**PROBLEM STATEMENT**. Give the number of lines in the data that hold the string "JSON". Nothing else is needed.

□ □ □ □ □

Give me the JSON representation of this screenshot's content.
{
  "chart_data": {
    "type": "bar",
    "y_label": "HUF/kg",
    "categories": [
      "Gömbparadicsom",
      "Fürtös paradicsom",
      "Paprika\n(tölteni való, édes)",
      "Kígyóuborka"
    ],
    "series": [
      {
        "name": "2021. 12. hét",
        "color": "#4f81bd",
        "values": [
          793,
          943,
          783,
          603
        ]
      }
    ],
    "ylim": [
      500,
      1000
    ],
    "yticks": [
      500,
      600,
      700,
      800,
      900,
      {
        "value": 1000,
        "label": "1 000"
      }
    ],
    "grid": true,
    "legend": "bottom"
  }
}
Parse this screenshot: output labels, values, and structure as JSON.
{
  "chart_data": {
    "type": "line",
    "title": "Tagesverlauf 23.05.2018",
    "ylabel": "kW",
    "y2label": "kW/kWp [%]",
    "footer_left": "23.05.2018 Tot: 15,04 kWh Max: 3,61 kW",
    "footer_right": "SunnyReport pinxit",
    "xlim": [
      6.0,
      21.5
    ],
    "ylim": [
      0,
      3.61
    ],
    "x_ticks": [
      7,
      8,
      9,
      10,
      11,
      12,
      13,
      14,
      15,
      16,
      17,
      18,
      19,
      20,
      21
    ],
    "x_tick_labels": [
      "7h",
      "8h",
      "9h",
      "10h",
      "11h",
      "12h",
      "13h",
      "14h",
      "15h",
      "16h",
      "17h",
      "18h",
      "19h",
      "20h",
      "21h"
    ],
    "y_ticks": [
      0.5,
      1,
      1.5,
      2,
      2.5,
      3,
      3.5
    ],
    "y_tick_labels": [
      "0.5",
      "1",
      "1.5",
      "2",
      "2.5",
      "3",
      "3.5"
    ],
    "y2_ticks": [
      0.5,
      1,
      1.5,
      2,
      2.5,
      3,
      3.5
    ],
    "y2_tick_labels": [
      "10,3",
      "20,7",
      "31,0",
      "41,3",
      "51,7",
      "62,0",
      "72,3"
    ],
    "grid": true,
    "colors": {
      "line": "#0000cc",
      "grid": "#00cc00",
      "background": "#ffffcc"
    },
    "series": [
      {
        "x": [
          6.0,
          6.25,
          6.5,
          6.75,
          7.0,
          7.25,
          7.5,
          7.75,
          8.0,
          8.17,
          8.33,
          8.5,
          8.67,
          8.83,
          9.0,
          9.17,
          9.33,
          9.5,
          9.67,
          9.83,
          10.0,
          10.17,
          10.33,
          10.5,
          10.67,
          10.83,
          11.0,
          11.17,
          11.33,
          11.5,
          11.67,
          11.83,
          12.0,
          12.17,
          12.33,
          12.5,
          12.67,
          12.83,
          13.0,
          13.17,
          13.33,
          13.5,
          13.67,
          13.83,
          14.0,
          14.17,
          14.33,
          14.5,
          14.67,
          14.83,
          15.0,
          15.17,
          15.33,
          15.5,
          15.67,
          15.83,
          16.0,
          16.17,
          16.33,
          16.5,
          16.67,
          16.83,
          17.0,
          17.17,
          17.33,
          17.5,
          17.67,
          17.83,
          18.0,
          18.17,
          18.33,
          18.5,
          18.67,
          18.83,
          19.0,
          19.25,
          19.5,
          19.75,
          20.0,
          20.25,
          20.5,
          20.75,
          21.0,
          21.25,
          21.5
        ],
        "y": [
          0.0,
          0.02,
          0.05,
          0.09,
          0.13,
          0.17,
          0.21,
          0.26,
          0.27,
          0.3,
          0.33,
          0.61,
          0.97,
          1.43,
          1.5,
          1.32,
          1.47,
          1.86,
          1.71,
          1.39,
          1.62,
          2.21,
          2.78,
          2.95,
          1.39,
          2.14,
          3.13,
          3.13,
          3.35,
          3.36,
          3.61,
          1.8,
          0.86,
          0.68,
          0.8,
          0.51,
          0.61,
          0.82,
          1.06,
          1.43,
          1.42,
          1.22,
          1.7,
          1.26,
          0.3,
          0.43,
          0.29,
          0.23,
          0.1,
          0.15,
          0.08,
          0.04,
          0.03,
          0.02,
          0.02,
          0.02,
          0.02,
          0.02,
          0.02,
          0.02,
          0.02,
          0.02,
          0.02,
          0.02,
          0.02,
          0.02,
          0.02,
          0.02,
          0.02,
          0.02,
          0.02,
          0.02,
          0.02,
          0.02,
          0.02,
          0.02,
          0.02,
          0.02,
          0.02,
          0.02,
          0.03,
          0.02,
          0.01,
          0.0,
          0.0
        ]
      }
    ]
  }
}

□ □ □ □ □

**COMPLETE ANSWER**. 2